CONSIGNES DE TRAVAIL:
a – Selon l'extrait fourni, dans combien d'États l'opposition islamiste et réformiste l'a-t-elle emporté ?
b – Recopiez le passage de l'extrait fourni commençant par « Revers électoral pour » et allant jusqu'à « Abdullah Ahmad Badawi. », en substituant « dimanche » à « samedi ».

EXTRAIT FOURNI:
((
09 mars 2008 - 09H30
- Élections législatives - Malaisie

Revers électoral pour la coalition gouvernementale malaisienne
La coalition gouvernementale a échoué à recueillir la majorité des deux tiers aux élections législatives. Ecoutez notre correspondant à Kuala Lumpur, Cyril Payen.

 

KUALA LUMPUR, 9 mars (Reuters) - L'opposition islamiste et réformiste a infligé un sérieux revers à la coalition au pouvoir lors des élections législatives et régionales samedi en Malaisie, l'emportant dans cinq Etats et remettant en question l'avenir politique du Premier ministre Abdullah Ahmad Badawi.

 

Le Front national (Barisan Nasional), coalition multiraciale au pouvoir, conserve toutefois la majorité simple au parlement fédéral, où elle détenait 90% des sièges durant la précédente législature.

 

Mais avec 62% des sièges, il perd sa majorité des deux tiers qui lui permettait depuis près de quarante ans d'amender comme il le désirait la Constitution.

 

Le prédécesseur d'Abdullah, Mahathir Mohamad, l'a exhorté à démissionner. "Il devrait accepter la responsabilité", a dit Mahathir, qui juge qu'il a fait une erreur en choisissant Abdullah comme successeur et estime qu'il devrait céder la place à l'actuel vice-premier ministre Najib Razak.
))
DONNÉES FOURNIES:
((
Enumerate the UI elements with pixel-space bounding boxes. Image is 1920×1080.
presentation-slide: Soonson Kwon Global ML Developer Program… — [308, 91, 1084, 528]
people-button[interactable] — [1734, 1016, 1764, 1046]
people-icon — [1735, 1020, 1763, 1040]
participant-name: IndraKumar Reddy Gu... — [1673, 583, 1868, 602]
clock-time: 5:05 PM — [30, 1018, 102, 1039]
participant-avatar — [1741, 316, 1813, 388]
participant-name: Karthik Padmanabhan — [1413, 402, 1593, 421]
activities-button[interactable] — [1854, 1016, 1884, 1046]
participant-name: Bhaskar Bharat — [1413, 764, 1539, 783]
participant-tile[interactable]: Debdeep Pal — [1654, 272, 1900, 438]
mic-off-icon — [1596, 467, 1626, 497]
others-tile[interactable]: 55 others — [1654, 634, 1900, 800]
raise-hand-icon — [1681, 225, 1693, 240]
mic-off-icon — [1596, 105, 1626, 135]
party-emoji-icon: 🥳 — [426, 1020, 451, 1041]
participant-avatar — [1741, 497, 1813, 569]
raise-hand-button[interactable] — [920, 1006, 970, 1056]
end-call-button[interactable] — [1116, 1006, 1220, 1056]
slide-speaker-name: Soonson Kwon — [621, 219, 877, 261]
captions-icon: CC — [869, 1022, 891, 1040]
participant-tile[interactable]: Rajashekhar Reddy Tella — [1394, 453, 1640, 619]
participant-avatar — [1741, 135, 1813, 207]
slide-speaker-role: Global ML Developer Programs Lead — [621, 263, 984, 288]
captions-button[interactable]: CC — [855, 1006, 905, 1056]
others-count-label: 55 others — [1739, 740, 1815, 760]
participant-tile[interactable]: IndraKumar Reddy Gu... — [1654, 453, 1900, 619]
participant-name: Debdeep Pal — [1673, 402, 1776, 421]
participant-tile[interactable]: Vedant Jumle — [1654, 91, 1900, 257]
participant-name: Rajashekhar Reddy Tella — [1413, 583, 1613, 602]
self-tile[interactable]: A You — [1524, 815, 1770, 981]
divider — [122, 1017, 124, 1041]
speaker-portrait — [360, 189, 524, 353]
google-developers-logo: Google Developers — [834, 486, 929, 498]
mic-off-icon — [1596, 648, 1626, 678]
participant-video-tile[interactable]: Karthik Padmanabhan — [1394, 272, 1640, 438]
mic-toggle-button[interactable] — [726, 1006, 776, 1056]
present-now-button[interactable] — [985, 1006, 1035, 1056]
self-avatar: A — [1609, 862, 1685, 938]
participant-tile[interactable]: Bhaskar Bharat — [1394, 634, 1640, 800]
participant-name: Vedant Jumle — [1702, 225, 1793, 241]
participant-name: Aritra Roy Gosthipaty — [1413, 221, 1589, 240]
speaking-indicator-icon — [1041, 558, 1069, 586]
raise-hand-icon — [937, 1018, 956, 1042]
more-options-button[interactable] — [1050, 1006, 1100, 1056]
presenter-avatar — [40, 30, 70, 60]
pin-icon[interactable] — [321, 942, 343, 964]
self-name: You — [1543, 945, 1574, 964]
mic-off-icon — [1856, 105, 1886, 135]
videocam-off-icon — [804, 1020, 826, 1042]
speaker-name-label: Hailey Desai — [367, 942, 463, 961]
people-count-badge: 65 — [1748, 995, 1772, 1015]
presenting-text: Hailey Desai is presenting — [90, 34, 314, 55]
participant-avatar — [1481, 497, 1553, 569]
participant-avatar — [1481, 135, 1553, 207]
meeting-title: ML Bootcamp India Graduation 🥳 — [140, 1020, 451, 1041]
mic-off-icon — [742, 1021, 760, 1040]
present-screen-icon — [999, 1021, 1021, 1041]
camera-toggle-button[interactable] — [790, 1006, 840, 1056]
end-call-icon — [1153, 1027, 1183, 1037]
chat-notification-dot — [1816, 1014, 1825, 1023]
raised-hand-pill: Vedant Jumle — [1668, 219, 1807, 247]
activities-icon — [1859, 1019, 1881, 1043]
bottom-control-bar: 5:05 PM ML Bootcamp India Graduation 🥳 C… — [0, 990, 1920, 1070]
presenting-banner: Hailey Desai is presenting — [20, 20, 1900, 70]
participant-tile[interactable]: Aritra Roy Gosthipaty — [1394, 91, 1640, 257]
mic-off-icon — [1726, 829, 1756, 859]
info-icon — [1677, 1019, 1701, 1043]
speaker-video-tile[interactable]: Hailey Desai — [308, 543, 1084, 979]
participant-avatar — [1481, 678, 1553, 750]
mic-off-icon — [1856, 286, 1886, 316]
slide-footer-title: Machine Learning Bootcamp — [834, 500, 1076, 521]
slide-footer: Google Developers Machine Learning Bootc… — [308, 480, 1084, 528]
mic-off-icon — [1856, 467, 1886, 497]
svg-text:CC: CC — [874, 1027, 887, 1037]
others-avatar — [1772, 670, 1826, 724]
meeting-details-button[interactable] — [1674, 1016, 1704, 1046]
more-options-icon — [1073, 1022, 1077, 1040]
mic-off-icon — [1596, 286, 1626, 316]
))
LISTE DES RÉPONSES:
a – Dans cinq États.

b –
Revers électoral pour la coalition gouvernementale malaisienne
La coalition gouvernementale a échoué à recueillir la majorité des deux tiers aux élections législatives. Ecoutez notre correspondant à Kuala Lumpur, Cyril Payen.

 

KUALA LUMPUR, 9 mars (Reuters) - L'opposition islamiste et réformiste a infligé un sérieux revers à la coalition au pouvoir lors des élections législatives et régionales dimanche en Malaisie, l'emportant dans cinq Etats et remettant en question l'avenir politique du Premier ministre Abdullah Ahmad Badawi.